El aumento de costos logísticos y el encarecimiento de materias primas destacan entre los principales efectos de la coyuntura externa. “Por ejemplo, el polipropileno aumentó cuarenta por ciento ya producto de esto,” advirtió Salinas. Una camioneta tiene aproximadamente treinta mil componentes, lo que vuelve a la logística internacional un elemento crucial para la operación industrial.
La industria automotriz argentina concentra su productividad en pickups. Toyota Argentina produce una pickup cada ochenta y nueve segundos y proyecta reducir ese tiempo a ochenta y ocho segundos. “Un segundo solo de Toyota representa sesenta millones de dólares de exportación. Mejorar un segundo implica una ganancia significativa,” afirmó Salinas.
Productividad, relaciones laborales y estrategia de exportación
El esquema de trabajo en Toyota se sostiene en la cooperación con los sindicatos y proveedores. “Tenemos un ecosistema que trabaja en este proyecto sustentable Toyota, dentro de los cuales el sindicato tiene un rol muy importante. Todos trabajando mancomunados y entendiendo que el crecimiento sustentable que ha tenido esta empresa en la Argentina tuvo que ver con la responsabilidad de cada una de las partes para que esto ocurra,” explicó Salinas.
La empresa opera a tres turnos diarios y, en marzo, incorporó jornadas laborales los sábados. El compromiso de los proveedores es fundamental. “Los proveedores también tienen que trabajar los sábados para acompañarnos en la producción,” añade Salinas.
Con respecto a la gestión de la coyuntura local, el CEO destaca el cumplimiento de los contratos durante los dos años de gobierno de Javier Milei como un elemento sustancial para mantener la confianza de los proveedores y sostener la operación exportadora.
“Sobre fines del 2023 hemos sido la empresa en la Argentina con mayor endeudamiento privado, producto de las restricciones de pago de prácticamente un año que hubo en ese momento. Eso nos generó un endeudamiento millonario al exterior, al punto de poner en riesgo la operación. Gracias al cumplimiento de los contratos y la recuperación de confianza, continuamos con los tres turnos de producción,” afirmó Salinas.

Perspectivas de inversión y desafíos impositivos
La industria automotriz enfrenta regulaciones ambientales cambiantes a nivel mundial, lo que obliga a invertir continuamente en nuevas tecnologías. Salinas indicó: “Habrán escuchado el tema de electrificación, que es un debate grande que se está dando en el mundo, que obliga a fabricar vehículos electrificados, porque si no hay destinos que estamos exportando, que el día de mañana no vamos a poder exportar más”.

===============

● Qué harás:
[A] Devuelve sin cambios el fragmento del texto sobre Toyota Argentina que comienza con "El aumento de" y continúa hasta "la operación industrial.".
[B] Según el texto sobre Toyota Argentina, ¿cada cuántos segundos produce la empresa una pickup?
Las entradas no intervienen en esto.

● Entradas de datos guardadas:

===============

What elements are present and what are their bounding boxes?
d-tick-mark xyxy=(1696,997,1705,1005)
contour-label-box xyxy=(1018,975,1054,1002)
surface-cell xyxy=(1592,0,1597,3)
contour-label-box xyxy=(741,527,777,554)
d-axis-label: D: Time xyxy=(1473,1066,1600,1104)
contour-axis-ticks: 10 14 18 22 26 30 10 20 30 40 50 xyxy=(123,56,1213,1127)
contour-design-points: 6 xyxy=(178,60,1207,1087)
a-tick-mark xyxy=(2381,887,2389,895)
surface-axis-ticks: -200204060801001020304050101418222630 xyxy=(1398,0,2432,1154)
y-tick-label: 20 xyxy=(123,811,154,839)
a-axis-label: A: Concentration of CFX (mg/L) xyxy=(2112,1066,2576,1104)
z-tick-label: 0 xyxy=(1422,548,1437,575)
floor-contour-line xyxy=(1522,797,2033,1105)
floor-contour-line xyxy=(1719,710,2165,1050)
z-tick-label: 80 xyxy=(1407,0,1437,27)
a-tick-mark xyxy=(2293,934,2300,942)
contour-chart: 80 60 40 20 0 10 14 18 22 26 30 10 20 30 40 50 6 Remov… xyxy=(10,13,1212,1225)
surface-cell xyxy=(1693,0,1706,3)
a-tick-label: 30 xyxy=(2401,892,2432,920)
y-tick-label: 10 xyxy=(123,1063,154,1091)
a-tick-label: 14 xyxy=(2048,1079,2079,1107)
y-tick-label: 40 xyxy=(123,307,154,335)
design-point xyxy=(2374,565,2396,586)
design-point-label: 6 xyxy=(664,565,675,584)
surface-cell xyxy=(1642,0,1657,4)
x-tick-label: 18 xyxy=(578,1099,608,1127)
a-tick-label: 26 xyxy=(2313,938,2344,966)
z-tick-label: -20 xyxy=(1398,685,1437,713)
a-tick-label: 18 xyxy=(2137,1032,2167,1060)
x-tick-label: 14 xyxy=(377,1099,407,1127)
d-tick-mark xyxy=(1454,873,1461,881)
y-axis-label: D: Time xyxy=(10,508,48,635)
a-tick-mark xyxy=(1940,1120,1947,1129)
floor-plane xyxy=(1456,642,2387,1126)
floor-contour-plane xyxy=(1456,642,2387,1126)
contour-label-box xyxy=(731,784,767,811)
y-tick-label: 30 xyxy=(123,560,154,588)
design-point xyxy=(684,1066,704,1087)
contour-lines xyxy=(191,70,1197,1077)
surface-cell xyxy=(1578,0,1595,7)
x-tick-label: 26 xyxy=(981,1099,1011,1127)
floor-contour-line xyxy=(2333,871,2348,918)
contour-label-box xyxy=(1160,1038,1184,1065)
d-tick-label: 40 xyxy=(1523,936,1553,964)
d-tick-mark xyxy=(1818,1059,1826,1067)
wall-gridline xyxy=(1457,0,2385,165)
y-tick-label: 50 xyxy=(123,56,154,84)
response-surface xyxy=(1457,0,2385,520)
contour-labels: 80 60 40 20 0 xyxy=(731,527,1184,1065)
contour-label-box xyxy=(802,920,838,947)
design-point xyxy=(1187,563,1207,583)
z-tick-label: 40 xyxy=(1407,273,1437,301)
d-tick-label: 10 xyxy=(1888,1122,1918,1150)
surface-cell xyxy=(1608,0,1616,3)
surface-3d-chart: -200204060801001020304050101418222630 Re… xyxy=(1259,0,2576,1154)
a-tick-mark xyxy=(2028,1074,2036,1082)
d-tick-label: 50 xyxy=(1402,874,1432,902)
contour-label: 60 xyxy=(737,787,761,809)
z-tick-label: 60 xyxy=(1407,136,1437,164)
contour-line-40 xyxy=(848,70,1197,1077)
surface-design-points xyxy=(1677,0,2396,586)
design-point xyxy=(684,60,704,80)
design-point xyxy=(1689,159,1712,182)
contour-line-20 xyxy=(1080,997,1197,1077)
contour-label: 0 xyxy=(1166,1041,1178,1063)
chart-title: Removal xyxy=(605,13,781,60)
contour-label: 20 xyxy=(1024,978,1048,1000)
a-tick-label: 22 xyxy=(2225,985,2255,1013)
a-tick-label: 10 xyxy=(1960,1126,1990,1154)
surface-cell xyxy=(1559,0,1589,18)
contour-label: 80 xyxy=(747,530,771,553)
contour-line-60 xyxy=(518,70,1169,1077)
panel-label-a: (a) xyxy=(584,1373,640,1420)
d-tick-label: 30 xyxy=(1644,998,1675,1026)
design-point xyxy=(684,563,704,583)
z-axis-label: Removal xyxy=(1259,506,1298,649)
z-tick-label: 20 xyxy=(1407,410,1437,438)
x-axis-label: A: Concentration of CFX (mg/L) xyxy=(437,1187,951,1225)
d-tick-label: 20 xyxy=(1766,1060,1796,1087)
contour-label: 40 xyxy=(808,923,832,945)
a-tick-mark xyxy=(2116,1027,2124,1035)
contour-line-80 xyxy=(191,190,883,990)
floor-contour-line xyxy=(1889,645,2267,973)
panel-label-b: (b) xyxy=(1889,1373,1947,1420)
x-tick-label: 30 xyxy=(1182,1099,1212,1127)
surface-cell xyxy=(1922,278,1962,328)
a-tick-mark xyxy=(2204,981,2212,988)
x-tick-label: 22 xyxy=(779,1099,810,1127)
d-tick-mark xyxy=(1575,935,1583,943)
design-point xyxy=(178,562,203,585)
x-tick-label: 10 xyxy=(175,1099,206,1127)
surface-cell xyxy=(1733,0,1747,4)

===============

● Soluciones:
[A]
El aumento de costos logísticos y el encarecimiento de materias primas destacan entre los principales efectos de la coyuntura externa. “Por ejemplo, el polipropileno aumentó cuarenta por ciento ya producto de esto,” advirtió Salinas. Una camioneta tiene aproximadamente treinta mil componentes, lo que vuelve a la logística internacional un elemento crucial para la operación industrial.

[B] Cada ochenta y nueve segundos.